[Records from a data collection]
▼▼▼

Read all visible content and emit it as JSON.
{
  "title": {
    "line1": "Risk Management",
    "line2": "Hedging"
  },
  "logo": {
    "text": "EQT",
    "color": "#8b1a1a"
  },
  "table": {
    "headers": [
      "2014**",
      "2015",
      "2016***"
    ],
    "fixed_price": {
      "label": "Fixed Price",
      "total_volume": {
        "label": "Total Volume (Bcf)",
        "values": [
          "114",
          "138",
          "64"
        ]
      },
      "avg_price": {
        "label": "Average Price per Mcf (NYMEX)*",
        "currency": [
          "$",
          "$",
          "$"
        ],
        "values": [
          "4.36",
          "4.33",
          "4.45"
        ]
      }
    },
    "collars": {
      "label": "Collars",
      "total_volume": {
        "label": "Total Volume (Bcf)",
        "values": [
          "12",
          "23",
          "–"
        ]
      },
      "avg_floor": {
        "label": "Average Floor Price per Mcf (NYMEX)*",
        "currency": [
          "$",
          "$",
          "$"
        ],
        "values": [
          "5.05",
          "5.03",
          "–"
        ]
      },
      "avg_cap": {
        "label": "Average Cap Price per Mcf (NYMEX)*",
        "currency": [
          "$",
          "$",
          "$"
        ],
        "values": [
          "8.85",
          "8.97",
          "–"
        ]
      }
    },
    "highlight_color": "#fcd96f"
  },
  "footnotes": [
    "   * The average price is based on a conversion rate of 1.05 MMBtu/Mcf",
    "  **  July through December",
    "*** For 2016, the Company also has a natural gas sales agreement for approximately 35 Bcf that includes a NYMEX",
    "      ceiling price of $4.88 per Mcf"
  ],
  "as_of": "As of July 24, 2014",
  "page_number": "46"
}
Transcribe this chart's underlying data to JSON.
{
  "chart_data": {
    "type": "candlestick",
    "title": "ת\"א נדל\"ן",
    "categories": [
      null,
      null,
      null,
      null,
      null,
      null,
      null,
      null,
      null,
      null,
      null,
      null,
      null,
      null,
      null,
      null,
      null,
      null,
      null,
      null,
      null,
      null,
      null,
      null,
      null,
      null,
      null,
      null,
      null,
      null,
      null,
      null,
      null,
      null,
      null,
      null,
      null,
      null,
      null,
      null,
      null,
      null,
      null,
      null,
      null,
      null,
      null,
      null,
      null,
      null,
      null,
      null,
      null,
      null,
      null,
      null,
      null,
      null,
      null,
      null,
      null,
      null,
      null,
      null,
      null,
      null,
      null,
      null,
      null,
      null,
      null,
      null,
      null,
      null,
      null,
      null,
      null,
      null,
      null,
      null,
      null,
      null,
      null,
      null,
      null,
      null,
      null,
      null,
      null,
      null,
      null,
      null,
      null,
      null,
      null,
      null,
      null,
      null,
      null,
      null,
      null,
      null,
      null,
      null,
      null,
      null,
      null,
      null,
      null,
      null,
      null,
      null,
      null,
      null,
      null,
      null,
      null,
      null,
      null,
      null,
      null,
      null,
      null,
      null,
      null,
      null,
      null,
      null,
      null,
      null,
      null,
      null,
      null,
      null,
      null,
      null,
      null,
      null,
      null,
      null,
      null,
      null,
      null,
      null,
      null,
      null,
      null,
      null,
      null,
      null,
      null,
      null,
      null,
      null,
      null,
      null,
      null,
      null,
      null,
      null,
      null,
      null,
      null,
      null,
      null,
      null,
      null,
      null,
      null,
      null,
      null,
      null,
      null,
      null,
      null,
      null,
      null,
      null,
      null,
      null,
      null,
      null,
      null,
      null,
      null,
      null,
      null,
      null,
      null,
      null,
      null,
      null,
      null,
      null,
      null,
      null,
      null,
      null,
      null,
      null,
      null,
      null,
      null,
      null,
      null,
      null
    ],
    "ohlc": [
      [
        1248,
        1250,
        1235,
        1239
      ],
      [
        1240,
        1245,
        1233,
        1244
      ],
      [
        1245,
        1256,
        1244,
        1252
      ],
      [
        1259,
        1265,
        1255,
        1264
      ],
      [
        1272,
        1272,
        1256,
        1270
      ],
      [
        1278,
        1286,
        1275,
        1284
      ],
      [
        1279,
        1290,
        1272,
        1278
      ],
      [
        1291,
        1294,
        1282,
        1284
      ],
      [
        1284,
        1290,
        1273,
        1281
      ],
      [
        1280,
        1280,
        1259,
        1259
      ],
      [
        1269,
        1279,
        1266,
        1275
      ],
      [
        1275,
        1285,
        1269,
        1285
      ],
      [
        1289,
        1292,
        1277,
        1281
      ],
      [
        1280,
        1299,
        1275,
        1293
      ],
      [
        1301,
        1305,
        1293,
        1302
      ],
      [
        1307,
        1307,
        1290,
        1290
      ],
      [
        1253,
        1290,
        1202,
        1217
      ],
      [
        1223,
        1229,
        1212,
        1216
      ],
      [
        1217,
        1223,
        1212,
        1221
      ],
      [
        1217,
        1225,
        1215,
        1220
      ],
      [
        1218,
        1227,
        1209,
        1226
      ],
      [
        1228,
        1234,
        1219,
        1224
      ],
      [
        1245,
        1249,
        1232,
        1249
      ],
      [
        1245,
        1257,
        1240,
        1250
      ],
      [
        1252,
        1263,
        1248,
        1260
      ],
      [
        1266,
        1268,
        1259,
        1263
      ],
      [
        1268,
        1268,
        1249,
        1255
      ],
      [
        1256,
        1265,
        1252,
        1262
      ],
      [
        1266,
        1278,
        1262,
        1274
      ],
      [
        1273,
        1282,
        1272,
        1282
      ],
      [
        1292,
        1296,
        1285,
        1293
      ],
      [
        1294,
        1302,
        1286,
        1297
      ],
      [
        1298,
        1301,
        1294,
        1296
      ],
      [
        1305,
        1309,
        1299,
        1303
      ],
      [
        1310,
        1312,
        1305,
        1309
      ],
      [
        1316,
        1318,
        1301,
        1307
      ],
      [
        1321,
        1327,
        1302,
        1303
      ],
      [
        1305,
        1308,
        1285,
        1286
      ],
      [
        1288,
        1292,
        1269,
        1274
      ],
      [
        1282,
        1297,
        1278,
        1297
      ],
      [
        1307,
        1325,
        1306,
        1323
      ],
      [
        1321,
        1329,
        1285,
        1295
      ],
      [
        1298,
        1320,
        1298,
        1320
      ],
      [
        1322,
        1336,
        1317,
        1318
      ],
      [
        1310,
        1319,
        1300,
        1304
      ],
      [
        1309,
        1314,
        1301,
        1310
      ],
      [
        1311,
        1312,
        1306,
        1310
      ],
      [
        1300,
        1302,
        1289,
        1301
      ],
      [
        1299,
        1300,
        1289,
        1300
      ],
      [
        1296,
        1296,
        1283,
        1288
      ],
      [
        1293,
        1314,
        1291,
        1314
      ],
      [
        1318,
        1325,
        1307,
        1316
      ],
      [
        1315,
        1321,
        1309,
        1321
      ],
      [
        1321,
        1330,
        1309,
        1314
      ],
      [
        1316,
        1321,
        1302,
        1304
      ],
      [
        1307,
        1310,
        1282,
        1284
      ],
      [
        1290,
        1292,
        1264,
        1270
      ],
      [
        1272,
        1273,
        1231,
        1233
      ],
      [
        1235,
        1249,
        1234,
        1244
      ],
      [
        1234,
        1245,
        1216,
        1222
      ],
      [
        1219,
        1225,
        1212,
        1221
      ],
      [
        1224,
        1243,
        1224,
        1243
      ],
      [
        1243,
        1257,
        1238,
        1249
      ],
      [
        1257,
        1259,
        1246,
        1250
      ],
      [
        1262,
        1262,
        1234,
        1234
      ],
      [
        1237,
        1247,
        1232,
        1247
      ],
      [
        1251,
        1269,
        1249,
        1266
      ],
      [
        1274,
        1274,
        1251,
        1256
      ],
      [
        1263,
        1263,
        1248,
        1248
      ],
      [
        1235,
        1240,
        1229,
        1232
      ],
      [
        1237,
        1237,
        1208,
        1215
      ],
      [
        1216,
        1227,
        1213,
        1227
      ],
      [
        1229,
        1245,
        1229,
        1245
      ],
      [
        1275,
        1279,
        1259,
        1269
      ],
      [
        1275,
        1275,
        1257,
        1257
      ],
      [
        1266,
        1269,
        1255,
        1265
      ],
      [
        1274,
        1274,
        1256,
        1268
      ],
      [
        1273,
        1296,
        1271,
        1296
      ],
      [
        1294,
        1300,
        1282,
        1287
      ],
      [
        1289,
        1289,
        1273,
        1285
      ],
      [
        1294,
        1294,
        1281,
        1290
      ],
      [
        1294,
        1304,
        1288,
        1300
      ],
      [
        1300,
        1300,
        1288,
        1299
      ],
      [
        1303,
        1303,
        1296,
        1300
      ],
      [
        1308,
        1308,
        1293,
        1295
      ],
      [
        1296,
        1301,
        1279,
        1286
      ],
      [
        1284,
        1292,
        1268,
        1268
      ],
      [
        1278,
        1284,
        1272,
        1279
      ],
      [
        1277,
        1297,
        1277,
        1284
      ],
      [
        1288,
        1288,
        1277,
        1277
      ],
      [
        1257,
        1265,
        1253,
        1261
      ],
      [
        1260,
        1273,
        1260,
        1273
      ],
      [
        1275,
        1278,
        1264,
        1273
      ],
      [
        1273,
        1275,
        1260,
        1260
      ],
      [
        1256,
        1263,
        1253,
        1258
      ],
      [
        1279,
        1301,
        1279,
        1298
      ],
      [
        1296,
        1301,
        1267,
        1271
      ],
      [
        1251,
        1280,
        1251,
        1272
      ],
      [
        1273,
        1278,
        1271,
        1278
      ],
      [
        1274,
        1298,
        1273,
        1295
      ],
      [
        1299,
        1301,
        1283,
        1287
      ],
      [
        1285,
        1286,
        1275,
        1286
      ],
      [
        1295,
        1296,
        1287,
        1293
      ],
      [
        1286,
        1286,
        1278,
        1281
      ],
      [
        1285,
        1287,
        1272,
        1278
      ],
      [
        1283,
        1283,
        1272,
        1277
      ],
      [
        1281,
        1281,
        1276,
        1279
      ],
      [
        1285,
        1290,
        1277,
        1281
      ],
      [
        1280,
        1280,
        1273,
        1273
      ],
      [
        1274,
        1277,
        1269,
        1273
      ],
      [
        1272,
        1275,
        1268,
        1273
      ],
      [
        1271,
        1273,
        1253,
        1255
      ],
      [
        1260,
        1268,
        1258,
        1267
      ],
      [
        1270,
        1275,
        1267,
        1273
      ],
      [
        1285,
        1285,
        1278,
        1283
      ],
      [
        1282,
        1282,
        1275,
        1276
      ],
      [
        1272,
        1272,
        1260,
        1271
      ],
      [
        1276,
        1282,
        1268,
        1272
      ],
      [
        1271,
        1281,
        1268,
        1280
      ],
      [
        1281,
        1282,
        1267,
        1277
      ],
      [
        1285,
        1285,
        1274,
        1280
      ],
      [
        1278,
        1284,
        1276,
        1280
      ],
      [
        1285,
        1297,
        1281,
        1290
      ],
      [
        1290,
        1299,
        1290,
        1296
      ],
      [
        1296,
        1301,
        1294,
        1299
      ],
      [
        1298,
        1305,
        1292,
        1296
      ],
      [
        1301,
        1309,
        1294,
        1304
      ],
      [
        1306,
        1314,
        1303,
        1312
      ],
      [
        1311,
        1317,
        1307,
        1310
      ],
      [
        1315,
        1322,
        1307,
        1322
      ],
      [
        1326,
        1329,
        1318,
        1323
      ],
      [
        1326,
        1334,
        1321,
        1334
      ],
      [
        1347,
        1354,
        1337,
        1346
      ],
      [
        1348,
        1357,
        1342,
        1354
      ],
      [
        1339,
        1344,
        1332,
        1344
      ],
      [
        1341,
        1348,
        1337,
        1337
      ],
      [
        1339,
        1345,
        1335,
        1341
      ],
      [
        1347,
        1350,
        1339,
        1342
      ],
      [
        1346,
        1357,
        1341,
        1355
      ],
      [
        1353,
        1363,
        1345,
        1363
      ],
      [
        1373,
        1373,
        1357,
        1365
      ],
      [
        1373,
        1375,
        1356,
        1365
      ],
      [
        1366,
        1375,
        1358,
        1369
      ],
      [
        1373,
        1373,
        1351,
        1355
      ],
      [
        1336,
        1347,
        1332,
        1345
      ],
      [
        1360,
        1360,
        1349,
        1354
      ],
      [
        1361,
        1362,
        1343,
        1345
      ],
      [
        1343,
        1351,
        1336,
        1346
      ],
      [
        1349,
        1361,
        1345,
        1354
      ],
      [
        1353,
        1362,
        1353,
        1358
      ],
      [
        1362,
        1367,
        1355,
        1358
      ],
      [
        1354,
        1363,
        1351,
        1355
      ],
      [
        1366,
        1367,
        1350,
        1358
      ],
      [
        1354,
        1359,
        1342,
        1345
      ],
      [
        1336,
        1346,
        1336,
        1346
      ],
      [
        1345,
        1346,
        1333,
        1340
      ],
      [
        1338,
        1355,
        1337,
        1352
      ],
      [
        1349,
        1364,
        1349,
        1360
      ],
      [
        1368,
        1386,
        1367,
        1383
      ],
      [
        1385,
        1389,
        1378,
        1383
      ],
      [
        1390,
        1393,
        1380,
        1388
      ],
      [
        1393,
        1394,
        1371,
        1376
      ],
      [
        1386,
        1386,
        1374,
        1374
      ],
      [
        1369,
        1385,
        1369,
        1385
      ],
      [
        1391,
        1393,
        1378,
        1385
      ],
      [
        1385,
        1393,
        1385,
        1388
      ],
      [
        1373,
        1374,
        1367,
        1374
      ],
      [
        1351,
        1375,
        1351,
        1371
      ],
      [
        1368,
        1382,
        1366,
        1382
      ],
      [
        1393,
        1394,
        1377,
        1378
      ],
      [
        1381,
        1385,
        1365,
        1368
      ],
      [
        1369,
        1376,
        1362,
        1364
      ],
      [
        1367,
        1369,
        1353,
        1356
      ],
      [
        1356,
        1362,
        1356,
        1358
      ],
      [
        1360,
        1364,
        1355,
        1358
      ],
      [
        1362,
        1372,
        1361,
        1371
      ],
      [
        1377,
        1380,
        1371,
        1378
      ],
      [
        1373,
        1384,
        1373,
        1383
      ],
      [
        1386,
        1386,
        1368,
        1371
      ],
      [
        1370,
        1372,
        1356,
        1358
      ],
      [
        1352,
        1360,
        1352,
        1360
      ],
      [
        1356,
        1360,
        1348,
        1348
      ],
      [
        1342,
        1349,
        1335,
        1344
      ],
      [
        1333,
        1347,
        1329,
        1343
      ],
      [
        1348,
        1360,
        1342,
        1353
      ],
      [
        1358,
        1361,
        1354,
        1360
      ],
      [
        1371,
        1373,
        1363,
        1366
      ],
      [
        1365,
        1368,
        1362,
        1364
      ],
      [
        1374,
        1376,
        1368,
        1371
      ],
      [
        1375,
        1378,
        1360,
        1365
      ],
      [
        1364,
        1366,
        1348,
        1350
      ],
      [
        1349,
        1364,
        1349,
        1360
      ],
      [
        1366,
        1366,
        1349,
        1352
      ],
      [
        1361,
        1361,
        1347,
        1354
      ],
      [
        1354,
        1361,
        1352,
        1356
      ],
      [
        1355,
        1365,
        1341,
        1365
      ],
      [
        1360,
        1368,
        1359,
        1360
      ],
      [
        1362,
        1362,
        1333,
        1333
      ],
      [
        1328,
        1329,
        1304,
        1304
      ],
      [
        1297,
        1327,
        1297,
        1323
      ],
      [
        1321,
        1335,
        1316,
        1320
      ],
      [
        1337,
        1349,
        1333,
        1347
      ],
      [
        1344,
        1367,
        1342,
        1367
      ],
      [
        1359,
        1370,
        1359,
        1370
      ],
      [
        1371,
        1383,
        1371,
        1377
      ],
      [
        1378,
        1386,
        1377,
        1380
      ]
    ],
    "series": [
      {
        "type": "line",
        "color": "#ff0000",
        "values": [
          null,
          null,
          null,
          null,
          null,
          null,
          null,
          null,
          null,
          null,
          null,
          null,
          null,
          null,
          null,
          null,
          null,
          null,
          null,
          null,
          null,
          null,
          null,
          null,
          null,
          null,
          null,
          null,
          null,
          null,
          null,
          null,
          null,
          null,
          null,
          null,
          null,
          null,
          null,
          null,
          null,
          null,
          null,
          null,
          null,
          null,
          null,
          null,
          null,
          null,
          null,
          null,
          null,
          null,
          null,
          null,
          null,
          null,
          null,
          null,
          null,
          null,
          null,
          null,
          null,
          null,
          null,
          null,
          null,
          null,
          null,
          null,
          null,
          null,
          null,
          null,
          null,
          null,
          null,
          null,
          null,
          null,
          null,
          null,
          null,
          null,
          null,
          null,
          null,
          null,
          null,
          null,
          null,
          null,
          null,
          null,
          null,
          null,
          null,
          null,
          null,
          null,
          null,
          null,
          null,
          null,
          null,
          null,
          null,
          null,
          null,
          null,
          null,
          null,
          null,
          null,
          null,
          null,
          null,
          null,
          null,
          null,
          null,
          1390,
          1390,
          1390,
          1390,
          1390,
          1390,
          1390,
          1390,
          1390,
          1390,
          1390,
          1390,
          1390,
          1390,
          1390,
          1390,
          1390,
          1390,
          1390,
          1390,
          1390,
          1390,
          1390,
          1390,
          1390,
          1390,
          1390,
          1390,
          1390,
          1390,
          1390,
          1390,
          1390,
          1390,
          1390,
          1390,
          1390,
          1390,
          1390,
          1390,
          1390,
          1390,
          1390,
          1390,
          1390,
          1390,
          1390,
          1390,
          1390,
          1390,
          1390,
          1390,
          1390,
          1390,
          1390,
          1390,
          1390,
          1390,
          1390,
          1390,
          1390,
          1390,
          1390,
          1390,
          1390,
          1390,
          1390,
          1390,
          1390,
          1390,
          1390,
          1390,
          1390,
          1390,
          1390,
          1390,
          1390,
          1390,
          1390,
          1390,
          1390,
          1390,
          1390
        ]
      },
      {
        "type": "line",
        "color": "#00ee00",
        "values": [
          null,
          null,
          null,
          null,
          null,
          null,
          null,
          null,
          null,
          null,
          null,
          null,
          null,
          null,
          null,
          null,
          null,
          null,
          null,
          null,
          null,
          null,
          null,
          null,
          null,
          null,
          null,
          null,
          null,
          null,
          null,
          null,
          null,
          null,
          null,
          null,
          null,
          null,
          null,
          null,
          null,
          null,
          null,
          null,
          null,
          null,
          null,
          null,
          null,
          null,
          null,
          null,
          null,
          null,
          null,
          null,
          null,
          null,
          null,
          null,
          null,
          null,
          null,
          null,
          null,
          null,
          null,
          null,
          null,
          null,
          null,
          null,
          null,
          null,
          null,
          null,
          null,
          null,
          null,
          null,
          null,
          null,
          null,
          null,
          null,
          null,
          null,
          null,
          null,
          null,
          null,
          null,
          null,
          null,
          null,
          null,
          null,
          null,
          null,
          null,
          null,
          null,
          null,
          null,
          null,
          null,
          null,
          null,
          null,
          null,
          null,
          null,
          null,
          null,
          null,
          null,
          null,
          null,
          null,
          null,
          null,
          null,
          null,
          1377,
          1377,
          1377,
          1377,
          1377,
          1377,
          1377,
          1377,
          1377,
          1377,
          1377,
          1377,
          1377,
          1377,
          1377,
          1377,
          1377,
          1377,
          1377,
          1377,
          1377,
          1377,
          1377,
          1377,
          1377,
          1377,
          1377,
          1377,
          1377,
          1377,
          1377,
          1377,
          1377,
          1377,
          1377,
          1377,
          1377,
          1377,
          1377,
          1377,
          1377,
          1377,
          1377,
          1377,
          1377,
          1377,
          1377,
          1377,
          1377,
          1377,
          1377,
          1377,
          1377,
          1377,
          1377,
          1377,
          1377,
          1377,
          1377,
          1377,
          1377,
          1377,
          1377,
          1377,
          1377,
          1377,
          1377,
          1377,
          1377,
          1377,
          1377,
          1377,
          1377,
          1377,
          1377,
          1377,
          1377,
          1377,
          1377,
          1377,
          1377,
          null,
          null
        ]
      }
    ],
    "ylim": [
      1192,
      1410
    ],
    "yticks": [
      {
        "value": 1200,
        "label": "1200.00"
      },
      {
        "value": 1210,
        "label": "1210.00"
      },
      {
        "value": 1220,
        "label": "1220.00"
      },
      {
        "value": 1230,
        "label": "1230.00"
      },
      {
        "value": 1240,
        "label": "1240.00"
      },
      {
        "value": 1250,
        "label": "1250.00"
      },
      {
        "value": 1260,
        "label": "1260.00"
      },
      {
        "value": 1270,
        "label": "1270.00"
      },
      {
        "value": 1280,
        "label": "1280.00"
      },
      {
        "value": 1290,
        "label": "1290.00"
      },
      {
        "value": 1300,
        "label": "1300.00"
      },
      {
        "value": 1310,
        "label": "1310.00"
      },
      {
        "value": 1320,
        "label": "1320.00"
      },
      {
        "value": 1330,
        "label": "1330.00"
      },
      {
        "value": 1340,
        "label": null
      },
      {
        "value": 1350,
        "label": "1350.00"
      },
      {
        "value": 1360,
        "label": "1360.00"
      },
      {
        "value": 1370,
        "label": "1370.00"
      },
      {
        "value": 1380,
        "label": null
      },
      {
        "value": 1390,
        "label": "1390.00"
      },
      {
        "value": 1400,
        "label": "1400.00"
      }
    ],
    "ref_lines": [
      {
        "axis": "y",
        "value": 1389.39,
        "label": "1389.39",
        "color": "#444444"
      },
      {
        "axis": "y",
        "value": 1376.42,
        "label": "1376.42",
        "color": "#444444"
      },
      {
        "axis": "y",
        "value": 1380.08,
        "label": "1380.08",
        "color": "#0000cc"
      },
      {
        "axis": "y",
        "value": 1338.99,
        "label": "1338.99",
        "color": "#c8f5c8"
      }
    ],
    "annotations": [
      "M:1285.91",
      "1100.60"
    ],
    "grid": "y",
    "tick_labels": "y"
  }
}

▲▲▲

§ Your goal
Search the records above for "JSON". Copy each line where it is found.

§ Solution
Read all visible content and emit it as JSON.
Transcribe this chart's underlying data to JSON.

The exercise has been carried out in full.